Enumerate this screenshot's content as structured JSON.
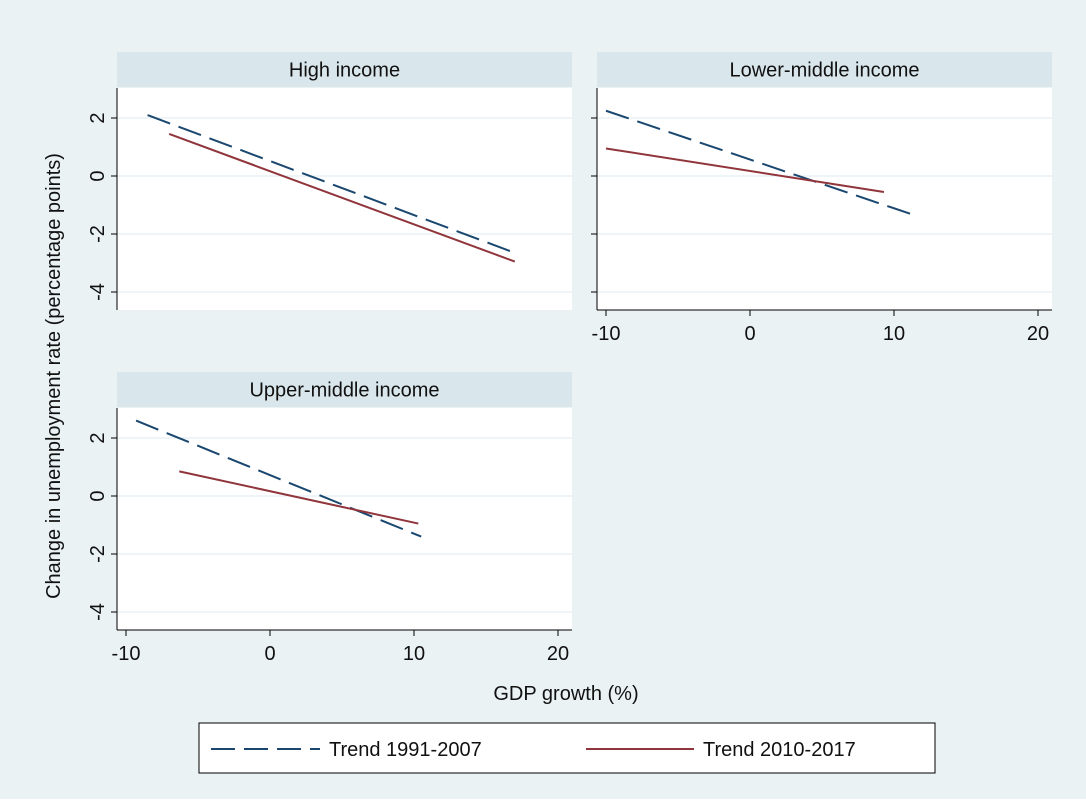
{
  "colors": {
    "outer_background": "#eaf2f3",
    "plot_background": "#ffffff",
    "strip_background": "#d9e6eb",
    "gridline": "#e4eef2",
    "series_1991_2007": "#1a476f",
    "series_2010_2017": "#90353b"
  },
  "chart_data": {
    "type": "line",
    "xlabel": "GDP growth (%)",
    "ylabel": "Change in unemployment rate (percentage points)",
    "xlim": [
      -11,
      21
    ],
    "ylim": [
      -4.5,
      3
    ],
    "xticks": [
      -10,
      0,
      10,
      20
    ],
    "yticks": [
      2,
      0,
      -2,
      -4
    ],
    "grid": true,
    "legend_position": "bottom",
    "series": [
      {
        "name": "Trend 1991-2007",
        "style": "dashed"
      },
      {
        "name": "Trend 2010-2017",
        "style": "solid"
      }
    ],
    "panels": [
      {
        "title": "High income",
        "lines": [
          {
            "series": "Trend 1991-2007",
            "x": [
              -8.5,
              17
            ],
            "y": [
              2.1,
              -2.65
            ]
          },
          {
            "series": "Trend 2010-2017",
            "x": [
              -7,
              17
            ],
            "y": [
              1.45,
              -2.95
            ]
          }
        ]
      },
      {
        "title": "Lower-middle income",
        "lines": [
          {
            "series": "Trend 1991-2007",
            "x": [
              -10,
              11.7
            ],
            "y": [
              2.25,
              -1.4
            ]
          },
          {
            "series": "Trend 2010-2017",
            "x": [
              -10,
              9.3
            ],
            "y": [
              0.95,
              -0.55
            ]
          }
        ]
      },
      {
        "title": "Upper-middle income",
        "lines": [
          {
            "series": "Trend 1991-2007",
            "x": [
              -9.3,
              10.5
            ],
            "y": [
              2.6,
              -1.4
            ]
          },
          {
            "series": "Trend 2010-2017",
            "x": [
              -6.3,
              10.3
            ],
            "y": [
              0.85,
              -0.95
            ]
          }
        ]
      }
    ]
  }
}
* * *
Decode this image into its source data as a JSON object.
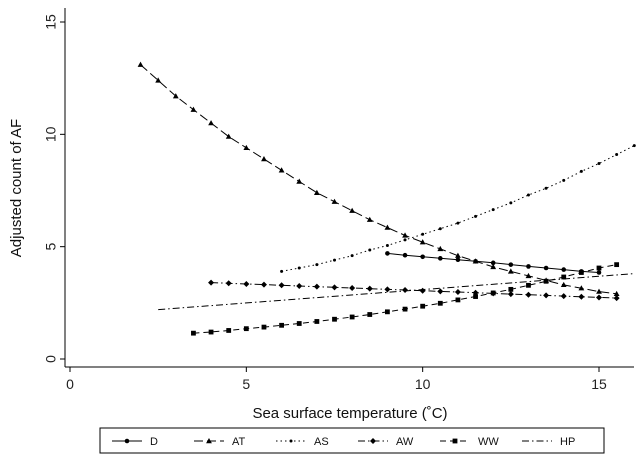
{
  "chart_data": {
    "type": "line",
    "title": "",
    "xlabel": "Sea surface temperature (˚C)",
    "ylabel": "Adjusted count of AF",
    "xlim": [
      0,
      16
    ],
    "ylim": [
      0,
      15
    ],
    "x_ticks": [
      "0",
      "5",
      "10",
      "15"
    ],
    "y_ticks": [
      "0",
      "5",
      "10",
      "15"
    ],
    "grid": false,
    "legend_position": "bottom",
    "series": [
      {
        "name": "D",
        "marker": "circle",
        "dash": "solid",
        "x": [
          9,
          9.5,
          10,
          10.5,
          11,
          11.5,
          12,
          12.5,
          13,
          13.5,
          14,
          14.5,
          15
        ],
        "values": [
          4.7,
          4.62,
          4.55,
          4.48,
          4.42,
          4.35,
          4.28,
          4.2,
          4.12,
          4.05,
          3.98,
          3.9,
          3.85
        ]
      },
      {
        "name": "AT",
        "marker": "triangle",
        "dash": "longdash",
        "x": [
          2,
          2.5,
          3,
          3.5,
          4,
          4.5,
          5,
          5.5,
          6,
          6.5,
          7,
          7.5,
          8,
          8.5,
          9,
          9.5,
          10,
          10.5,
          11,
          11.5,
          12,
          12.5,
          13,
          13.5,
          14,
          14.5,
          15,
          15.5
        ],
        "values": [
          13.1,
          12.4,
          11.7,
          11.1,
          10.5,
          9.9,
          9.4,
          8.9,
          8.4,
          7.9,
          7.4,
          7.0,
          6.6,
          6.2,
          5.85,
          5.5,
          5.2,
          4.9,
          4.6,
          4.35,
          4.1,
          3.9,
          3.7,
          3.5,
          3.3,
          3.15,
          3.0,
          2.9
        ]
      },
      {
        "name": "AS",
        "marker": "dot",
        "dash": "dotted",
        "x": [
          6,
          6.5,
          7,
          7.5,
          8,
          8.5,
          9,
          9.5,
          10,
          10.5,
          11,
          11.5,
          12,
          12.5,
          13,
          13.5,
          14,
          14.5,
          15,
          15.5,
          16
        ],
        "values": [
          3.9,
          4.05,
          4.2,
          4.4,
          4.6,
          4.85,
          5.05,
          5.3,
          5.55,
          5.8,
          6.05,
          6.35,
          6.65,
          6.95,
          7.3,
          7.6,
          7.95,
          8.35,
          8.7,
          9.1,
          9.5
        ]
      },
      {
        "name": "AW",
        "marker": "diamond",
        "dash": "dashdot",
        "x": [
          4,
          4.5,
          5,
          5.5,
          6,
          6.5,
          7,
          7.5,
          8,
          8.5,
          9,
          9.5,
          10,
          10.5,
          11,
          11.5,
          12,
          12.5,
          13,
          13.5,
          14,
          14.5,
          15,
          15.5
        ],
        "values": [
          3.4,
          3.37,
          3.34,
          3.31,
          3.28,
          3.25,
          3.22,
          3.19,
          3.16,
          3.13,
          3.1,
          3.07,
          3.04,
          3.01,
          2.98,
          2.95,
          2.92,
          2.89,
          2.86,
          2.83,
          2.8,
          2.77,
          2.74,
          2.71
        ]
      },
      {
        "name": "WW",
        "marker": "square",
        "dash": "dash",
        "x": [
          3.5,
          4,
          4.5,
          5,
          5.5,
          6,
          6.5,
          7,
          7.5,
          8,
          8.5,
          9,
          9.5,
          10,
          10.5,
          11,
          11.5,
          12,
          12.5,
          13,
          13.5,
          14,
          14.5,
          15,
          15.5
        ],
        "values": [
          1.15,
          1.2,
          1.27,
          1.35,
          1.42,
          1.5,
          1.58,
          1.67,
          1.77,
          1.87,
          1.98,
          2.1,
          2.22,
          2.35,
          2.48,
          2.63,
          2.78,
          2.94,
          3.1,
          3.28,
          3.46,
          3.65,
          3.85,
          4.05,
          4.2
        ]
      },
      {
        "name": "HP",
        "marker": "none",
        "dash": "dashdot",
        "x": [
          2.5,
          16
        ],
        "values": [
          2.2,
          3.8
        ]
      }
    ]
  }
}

▶ [Task requirements] Wherever the word "marker" occurs in a line of the listing, copy that line.

▶ [Reply]
        "marker": "circle",
        "marker": "triangle",
        "marker": "dot",
        "marker": "diamond",
        "marker": "square",
        "marker": "none",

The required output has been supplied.